→ **SHORT PROBLEM**: Pick out each line below containing "conductivity".

Stored records:

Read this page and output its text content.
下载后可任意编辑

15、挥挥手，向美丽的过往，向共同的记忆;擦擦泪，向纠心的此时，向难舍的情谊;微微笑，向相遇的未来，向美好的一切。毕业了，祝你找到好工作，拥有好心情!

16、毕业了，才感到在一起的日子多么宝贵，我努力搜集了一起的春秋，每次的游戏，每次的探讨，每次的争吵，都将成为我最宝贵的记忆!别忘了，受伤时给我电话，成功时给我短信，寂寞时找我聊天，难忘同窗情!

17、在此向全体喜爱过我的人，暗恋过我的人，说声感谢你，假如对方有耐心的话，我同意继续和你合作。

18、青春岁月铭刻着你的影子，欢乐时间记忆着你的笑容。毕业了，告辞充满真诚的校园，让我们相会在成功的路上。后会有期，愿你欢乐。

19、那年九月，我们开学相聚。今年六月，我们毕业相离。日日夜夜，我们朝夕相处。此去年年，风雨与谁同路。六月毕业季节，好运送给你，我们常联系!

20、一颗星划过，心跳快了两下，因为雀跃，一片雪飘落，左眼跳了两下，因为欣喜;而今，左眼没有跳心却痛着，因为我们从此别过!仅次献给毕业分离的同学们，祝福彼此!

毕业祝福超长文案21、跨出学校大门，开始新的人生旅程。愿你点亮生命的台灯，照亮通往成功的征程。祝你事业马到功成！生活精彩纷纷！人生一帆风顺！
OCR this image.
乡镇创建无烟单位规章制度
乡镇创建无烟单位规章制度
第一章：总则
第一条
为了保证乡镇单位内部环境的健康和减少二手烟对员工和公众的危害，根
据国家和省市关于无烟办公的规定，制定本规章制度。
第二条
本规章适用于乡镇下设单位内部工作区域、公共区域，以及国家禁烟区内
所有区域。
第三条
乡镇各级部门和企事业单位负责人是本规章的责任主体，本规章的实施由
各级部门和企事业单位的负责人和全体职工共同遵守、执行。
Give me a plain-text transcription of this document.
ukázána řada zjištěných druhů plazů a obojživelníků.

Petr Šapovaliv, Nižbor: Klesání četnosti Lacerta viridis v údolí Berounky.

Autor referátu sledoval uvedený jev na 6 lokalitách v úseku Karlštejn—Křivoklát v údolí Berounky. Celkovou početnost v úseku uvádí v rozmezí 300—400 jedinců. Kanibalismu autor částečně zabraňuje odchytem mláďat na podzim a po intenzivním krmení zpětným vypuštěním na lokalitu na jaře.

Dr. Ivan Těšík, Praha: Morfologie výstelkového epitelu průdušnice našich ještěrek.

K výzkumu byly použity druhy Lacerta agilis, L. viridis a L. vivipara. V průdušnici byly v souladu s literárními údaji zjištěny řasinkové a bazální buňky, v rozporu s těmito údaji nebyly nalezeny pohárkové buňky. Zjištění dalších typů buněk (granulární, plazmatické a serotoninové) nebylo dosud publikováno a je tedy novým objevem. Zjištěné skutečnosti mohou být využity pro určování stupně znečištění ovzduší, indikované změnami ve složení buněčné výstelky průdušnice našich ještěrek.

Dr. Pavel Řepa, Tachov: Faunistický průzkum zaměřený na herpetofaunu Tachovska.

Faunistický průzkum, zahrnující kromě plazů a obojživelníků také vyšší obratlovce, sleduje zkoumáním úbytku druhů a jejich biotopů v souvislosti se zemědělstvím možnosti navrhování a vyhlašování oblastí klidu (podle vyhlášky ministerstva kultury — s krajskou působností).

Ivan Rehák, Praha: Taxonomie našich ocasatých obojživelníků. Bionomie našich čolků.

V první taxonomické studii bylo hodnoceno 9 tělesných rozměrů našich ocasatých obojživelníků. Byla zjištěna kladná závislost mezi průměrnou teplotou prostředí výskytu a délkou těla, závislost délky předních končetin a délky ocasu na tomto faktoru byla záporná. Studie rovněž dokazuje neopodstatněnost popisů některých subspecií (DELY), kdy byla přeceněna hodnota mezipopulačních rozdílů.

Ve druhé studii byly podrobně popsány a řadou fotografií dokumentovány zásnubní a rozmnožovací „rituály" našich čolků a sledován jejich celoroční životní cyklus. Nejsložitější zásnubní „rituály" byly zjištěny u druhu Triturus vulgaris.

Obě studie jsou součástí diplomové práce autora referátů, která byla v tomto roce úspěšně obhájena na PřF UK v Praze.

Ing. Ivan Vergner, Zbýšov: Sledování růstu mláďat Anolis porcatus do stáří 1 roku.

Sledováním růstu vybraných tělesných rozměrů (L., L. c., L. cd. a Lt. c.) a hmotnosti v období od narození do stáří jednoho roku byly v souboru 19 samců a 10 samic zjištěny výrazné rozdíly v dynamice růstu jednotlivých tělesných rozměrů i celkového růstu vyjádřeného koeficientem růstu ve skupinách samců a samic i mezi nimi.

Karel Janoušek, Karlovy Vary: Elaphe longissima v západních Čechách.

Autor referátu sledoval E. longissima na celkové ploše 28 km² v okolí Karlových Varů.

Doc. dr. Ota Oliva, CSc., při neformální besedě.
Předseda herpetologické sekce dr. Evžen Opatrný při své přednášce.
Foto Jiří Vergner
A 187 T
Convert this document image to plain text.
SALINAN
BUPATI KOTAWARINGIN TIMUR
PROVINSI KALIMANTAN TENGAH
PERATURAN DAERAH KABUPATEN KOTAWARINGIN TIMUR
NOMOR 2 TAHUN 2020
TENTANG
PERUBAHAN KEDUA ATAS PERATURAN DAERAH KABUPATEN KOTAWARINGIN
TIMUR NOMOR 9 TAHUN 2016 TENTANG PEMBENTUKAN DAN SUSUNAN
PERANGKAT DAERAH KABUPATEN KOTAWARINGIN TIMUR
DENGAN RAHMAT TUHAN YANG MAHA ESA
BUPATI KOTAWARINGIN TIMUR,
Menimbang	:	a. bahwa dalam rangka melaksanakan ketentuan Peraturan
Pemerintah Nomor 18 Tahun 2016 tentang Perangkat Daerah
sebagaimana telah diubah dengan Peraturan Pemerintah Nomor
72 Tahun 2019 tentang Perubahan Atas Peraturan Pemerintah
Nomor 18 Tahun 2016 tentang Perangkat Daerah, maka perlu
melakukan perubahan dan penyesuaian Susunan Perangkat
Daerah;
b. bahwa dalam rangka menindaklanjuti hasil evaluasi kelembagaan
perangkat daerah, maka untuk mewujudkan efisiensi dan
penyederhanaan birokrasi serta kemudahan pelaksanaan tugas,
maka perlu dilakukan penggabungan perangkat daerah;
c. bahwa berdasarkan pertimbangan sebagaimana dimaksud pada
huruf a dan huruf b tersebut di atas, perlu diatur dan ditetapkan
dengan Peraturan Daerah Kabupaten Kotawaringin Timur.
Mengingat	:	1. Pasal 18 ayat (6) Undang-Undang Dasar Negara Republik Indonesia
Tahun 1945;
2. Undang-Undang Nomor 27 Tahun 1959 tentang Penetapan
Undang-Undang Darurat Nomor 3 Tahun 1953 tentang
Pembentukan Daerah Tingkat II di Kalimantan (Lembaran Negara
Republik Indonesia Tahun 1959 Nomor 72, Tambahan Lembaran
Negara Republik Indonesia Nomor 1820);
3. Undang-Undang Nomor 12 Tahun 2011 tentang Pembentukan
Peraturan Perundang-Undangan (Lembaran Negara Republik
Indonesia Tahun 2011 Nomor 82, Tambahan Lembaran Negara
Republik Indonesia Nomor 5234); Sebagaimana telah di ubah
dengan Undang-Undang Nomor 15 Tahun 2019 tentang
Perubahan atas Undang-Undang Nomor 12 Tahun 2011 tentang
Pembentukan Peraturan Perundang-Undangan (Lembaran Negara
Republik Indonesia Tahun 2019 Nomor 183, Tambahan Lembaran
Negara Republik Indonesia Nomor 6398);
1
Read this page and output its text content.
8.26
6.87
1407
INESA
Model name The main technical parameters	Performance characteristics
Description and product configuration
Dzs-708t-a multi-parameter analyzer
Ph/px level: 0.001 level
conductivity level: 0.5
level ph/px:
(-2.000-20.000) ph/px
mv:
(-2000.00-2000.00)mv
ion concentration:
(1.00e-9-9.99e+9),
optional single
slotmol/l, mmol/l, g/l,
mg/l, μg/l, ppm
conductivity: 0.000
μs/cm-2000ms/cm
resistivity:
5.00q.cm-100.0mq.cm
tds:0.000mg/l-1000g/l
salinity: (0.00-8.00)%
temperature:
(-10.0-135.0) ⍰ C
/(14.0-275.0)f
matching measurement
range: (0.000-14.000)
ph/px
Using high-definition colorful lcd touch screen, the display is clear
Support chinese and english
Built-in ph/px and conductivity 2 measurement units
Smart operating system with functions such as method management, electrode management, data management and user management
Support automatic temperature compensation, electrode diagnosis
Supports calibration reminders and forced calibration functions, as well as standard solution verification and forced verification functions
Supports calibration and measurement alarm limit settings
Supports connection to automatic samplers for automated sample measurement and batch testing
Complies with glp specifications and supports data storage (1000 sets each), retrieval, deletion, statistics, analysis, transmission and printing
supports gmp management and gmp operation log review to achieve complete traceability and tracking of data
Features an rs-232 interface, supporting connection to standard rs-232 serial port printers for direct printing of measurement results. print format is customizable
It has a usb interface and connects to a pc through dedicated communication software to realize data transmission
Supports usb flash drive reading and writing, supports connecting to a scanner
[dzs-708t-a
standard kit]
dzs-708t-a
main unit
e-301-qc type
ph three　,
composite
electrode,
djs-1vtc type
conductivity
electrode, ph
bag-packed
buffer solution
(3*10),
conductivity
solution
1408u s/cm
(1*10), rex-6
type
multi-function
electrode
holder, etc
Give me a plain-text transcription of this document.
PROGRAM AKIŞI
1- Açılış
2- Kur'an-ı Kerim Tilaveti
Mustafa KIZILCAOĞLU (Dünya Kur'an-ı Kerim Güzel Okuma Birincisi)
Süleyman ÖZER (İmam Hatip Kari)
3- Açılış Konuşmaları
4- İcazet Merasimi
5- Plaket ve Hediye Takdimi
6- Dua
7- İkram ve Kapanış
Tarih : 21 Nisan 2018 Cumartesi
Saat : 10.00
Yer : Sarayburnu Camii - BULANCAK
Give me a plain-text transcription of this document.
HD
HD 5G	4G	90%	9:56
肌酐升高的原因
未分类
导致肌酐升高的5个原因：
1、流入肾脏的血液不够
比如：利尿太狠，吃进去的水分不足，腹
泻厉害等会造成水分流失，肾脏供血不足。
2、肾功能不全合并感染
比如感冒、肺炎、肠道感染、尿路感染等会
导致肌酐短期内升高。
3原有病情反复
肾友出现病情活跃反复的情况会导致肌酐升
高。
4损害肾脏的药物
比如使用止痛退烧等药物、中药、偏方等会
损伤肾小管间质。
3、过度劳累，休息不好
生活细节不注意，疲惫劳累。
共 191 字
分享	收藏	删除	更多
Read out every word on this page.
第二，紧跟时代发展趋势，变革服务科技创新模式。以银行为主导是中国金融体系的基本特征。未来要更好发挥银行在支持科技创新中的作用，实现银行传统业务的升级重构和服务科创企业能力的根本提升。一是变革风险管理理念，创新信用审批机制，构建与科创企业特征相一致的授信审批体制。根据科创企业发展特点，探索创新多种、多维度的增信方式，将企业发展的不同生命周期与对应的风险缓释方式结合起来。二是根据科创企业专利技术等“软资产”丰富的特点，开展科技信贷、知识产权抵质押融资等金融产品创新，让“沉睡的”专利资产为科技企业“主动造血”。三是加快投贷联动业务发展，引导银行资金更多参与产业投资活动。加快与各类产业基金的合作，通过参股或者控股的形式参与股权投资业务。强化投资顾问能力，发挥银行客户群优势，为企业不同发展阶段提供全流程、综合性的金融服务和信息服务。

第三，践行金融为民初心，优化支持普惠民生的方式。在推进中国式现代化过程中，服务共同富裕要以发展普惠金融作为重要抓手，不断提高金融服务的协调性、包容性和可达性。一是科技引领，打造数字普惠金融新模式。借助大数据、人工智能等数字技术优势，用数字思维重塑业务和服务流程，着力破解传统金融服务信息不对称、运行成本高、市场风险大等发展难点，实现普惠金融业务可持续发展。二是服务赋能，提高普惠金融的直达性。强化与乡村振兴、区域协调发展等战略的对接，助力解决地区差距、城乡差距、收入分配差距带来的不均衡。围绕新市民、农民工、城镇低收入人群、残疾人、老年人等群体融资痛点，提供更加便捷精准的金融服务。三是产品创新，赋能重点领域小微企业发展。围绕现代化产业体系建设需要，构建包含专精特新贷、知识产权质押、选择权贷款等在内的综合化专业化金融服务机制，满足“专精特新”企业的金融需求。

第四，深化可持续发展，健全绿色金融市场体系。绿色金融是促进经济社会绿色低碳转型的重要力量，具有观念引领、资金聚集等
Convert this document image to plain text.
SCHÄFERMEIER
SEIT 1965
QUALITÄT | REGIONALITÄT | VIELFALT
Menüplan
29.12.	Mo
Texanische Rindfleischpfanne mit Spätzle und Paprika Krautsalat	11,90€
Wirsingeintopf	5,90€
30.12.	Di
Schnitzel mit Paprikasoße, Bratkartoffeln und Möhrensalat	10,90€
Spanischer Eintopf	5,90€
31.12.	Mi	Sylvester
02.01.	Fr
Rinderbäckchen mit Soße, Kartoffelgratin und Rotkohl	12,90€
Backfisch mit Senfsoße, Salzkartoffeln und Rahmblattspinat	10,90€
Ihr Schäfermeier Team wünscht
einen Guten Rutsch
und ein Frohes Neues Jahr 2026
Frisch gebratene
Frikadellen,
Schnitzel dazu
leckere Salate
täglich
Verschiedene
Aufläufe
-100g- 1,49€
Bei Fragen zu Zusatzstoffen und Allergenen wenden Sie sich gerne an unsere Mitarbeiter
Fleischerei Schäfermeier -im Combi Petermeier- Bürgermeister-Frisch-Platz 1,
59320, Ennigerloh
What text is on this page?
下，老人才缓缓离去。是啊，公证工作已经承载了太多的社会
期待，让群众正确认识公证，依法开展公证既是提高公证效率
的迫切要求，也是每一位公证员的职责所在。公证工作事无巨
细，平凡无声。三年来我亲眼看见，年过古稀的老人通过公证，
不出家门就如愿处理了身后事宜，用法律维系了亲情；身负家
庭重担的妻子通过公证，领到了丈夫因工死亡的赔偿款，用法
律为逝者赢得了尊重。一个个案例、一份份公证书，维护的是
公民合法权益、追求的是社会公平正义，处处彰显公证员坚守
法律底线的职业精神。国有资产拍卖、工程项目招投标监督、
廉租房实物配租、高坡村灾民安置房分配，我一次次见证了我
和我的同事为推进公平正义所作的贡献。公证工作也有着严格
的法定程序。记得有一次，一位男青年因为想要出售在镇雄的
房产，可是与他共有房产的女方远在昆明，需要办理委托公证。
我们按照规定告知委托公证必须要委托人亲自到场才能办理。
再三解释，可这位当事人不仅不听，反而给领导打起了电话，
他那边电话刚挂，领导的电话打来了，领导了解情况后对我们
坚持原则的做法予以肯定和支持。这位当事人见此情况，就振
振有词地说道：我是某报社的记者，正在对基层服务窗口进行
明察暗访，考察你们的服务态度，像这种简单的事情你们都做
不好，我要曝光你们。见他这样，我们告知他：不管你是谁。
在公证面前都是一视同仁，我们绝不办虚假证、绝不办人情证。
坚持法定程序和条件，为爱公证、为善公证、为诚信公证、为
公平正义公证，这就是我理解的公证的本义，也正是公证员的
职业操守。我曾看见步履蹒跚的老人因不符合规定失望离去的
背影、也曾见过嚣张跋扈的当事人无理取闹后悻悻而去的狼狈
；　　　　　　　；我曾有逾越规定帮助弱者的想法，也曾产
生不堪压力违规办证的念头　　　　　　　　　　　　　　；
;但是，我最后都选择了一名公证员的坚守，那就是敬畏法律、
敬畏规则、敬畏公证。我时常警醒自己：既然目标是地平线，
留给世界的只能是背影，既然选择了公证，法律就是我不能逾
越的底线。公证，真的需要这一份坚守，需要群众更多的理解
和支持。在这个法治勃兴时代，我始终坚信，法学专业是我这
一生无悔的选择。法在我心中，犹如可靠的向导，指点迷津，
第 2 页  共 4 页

→ **SOLUTION TO THIS PROBLEM**:
conductivity level: 0.5
conductivity: 0.000
Built-in ph/px and conductivity 2 measurement units
conductivity
conductivity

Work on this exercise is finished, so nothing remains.